What the exercise asks:
What follows is a set of records; restate each one word for word and drop the pictures.

--- start Record extracts ---

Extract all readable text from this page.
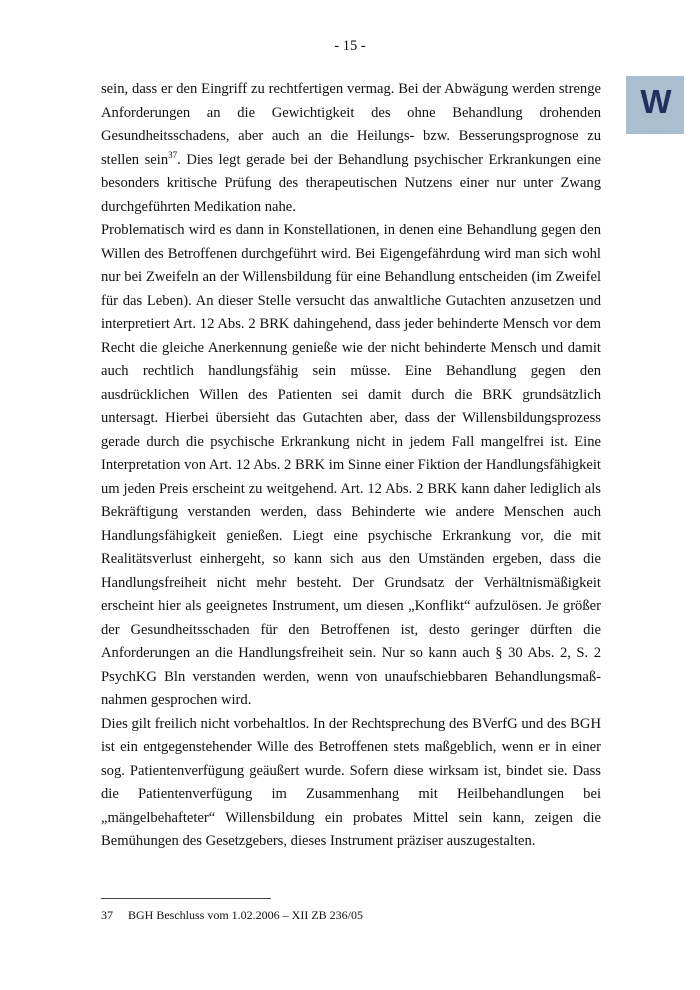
- 15 -
W

sein, dass er den Eingriff zu rechtfertigen vermag. Bei der Abwägung werden strenge Anforderungen an die Gewichtigkeit des ohne Behandlung drohenden Gesundheitsschadens, aber auch an die Heilungs- bzw. Besserungsprognose zu stellen sein$^{37}$. Dies legt gerade bei der Behandlung psychischer Erkrankungen eine besonders kritische Prüfung des therapeutischen Nutzens einer nur unter Zwang durchgeführten Medikation nahe.

Problematisch wird es dann in Konstellationen, in denen eine Behandlung gegen den Willen des Betroffenen durchgeführt wird. Bei Eigengefährdung wird man sich wohl nur bei Zweifeln an der Willensbildung für eine Behandlung entscheiden (im Zweifel für das Leben). An dieser Stelle versucht das anwaltliche Gutachten anzusetzen und interpretiert Art. 12 Abs. 2 BRK dahingehend, dass jeder behinderte Mensch vor dem Recht die gleiche Anerkennung genieße wie der nicht behinderte Mensch und damit auch rechtlich handlungsfähig sein müsse. Eine Behandlung gegen den ausdrücklichen Willen des Patienten sei damit durch die BRK grundsätzlich untersagt. Hierbei übersieht das Gutachten aber, dass der Willensbildungsprozess gerade durch die psychische Erkrankung nicht in jedem Fall mangelfrei ist. Eine Interpretation von Art. 12 Abs. 2 BRK im Sinne einer Fiktion der Handlungsfähigkeit um jeden Preis erscheint zu weitgehend. Art. 12 Abs. 2 BRK kann daher lediglich als Bekräftigung verstanden werden, dass Behinderte wie andere Menschen auch Handlungsfähigkeit genießen. Liegt eine psychische Erkrankung vor, die mit Realitätsverlust einhergeht, so kann sich aus den Umständen ergeben, dass die Handlungsfreiheit nicht mehr besteht. Der Grundsatz der Verhältnismäßigkeit erscheint hier als geeignetes Instrument, um diesen „Konflikt“ aufzulösen. Je größer der Gesundheitsschaden für den Betroffenen ist, desto geringer dürften die Anforderungen an die Handlungsfreiheit sein. Nur so kann auch § 30 Abs. 2, S. 2 PsychKG Bln verstanden werden, wenn von unaufschiebbaren Behandlungsmaßnahmen gesprochen wird.

Dies gilt freilich nicht vorbehaltlos. In der Rechtsprechung des BVerfG und des BGH ist ein entgegenstehender Wille des Betroffenen stets maßgeblich, wenn er in einer sog. Patientenverfügung geäußert wurde. Sofern diese wirksam ist, bindet sie. Dass die Patientenverfügung im Zusammenhang mit Heilbehandlungen bei „mängelbehafteter“ Willensbildung ein probates Mittel sein kann, zeigen die Bemühungen des Gesetzgebers, dieses Instrument präziser auszugestalten.

37 BGH Beschluss vom 1.02.2006 – XII ZB 236/05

--- end Record extracts ---

Solution:
Extract all readable text from this page.
- 15 -
W

sein, dass er den Eingriff zu rechtfertigen vermag. Bei der Abwägung werden strenge Anforderungen an die Gewichtigkeit des ohne Behandlung drohenden Gesundheitsschadens, aber auch an die Heilungs- bzw. Besserungsprognose zu stellen sein$^{37}$. Dies legt gerade bei der Behandlung psychischer Erkrankungen eine besonders kritische Prüfung des therapeutischen Nutzens einer nur unter Zwang durchgeführten Medikation nahe.

Problematisch wird es dann in Konstellationen, in denen eine Behandlung gegen den Willen des Betroffenen durchgeführt wird. Bei Eigengefährdung wird man sich wohl nur bei Zweifeln an der Willensbildung für eine Behandlung entscheiden (im Zweifel für das Leben). An dieser Stelle versucht das anwaltliche Gutachten anzusetzen und interpretiert Art. 12 Abs. 2 BRK dahingehend, dass jeder behinderte Mensch vor dem Recht die gleiche Anerkennung genieße wie der nicht behinderte Mensch und damit auch rechtlich handlungsfähig sein müsse. Eine Behandlung gegen den ausdrücklichen Willen des Patienten sei damit durch die BRK grundsätzlich untersagt. Hierbei übersieht das Gutachten aber, dass der Willensbildungsprozess gerade durch die psychische Erkrankung nicht in jedem Fall mangelfrei ist. Eine Interpretation von Art. 12 Abs. 2 BRK im Sinne einer Fiktion der Handlungsfähigkeit um jeden Preis erscheint zu weitgehend. Art. 12 Abs. 2 BRK kann daher lediglich als Bekräftigung verstanden werden, dass Behinderte wie andere Menschen auch Handlungsfähigkeit genießen. Liegt eine psychische Erkrankung vor, die mit Realitätsverlust einhergeht, so kann sich aus den Umständen ergeben, dass die Handlungsfreiheit nicht mehr besteht. Der Grundsatz der Verhältnismäßigkeit erscheint hier als geeignetes Instrument, um diesen „Konflikt“ aufzulösen. Je größer der Gesundheitsschaden für den Betroffenen ist, desto geringer dürften die Anforderungen an die Handlungsfreiheit sein. Nur so kann auch § 30 Abs. 2, S. 2 PsychKG Bln verstanden werden, wenn von unaufschiebbaren Behandlungsmaßnahmen gesprochen wird.

Dies gilt freilich nicht vorbehaltlos. In der Rechtsprechung des BVerfG und des BGH ist ein entgegenstehender Wille des Betroffenen stets maßgeblich, wenn er in einer sog. Patientenverfügung geäußert wurde. Sofern diese wirksam ist, bindet sie. Dass die Patientenverfügung im Zusammenhang mit Heilbehandlungen bei „mängelbehafteter“ Willensbildung ein probates Mittel sein kann, zeigen die Bemühungen des Gesetzgebers, dieses Instrument präziser auszugestalten.

37 BGH Beschluss vom 1.02.2006 – XII ZB 236/05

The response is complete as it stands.